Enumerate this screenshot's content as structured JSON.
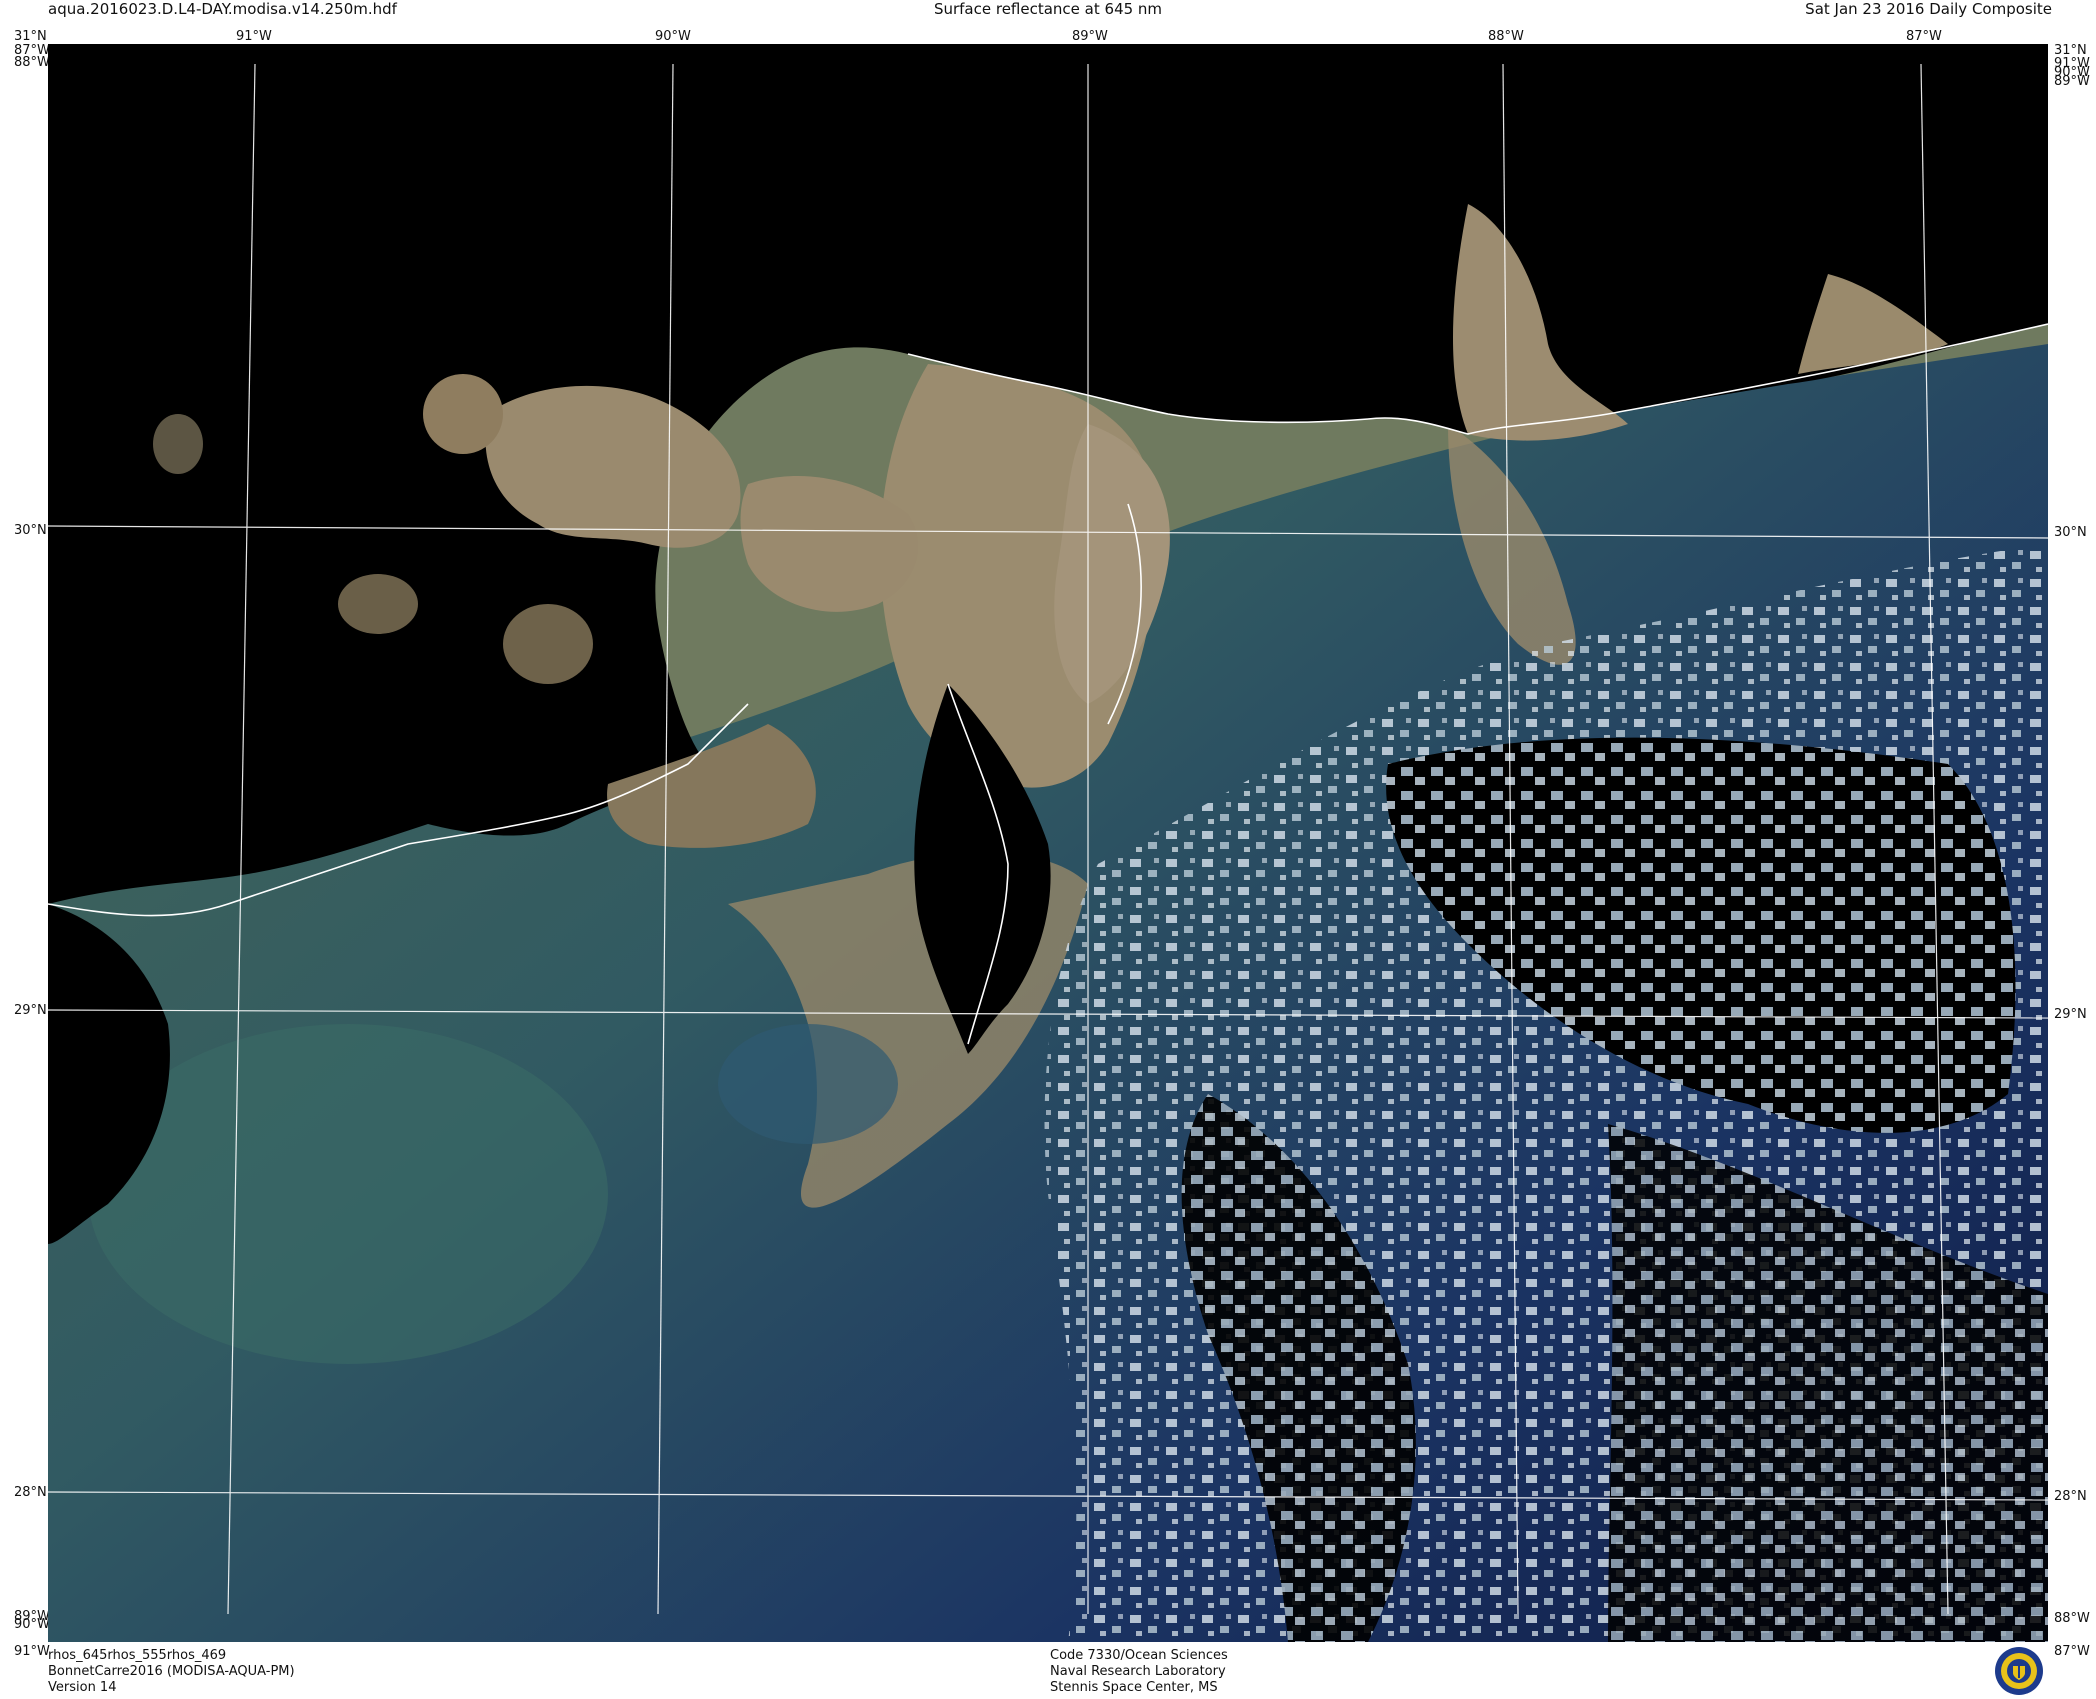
{
  "header": {
    "filename": "aqua.2016023.D.L4-DAY.modisa.v14.250m.hdf",
    "product": "Surface reflectance at 645 nm",
    "date": "Sat Jan 23 2016 Daily Composite"
  },
  "grid": {
    "top_lon": [
      "91°W",
      "90°W",
      "89°W",
      "88°W",
      "87°W"
    ],
    "side_lat": [
      "31°N",
      "30°N",
      "29°N",
      "28°N"
    ],
    "top_left_corner": "31°N",
    "top_left_corner_lon": "87°W",
    "top_left_extra": "88°W",
    "top_right_corner": "31°N",
    "top_right_lon": "91°W",
    "top_right_extra": "90°W",
    "top_right_extra2": "89°W",
    "bottom_left_lon": "89°W",
    "bottom_left_extra": "90°W",
    "bottom_left_corner": "91°W",
    "bottom_right_lon": "88°W",
    "bottom_right_corner": "87°W"
  },
  "footer": {
    "bands": "rhos_645rhos_555rhos_469",
    "project": "BonnetCarre2016 (MODISA-AQUA-PM)",
    "version": "Version 14",
    "code": "Code 7330/Ocean Sciences",
    "lab": "Naval Research Laboratory",
    "location": "Stennis Space Center, MS"
  },
  "colors": {
    "land": "#000000",
    "sediment": "#9a8a6e",
    "turbid_green": "#4e6a52",
    "coastal_teal": "#3d6e72",
    "deep_ocean": "#0e1a45",
    "clouds": "#c9d6e0",
    "grid_lines": "#ffffff",
    "coastline": "#ffffff"
  },
  "seal_icon": "navy-research-lab-seal-icon"
}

== == ==

Exercise
Copy each line above precisely, dropping the pictures.

Exercise result
Enumerate this screenshot's content as structured JSON.
{
  "header": {
    "filename": "aqua.2016023.D.L4-DAY.modisa.v14.250m.hdf",
    "product": "Surface reflectance at 645 nm",
    "date": "Sat Jan 23 2016 Daily Composite"
  },
  "grid": {
    "top_lon": [
      "91°W",
      "90°W",
      "89°W",
      "88°W",
      "87°W"
    ],
    "side_lat": [
      "31°N",
      "30°N",
      "29°N",
      "28°N"
    ],
    "top_left_corner": "31°N",
    "top_left_corner_lon": "87°W",
    "top_left_extra": "88°W",
    "top_right_corner": "31°N",
    "top_right_lon": "91°W",
    "top_right_extra": "90°W",
    "top_right_extra2": "89°W",
    "bottom_left_lon": "89°W",
    "bottom_left_extra": "90°W",
    "bottom_left_corner": "91°W",
    "bottom_right_lon": "88°W",
    "bottom_right_corner": "87°W"
  },
  "footer": {
    "bands": "rhos_645rhos_555rhos_469",
    "project": "BonnetCarre2016 (MODISA-AQUA-PM)",
    "version": "Version 14",
    "code": "Code 7330/Ocean Sciences",
    "lab": "Naval Research Laboratory",
    "location": "Stennis Space Center, MS"
  },
  "colors": {
    "land": "#000000",
    "sediment": "#9a8a6e",
    "turbid_green": "#4e6a52",
    "coastal_teal": "#3d6e72",
    "deep_ocean": "#0e1a45",
    "clouds": "#c9d6e0",
    "grid_lines": "#ffffff",
    "coastline": "#ffffff"
  },
  "seal_icon": "navy-research-lab-seal-icon"
}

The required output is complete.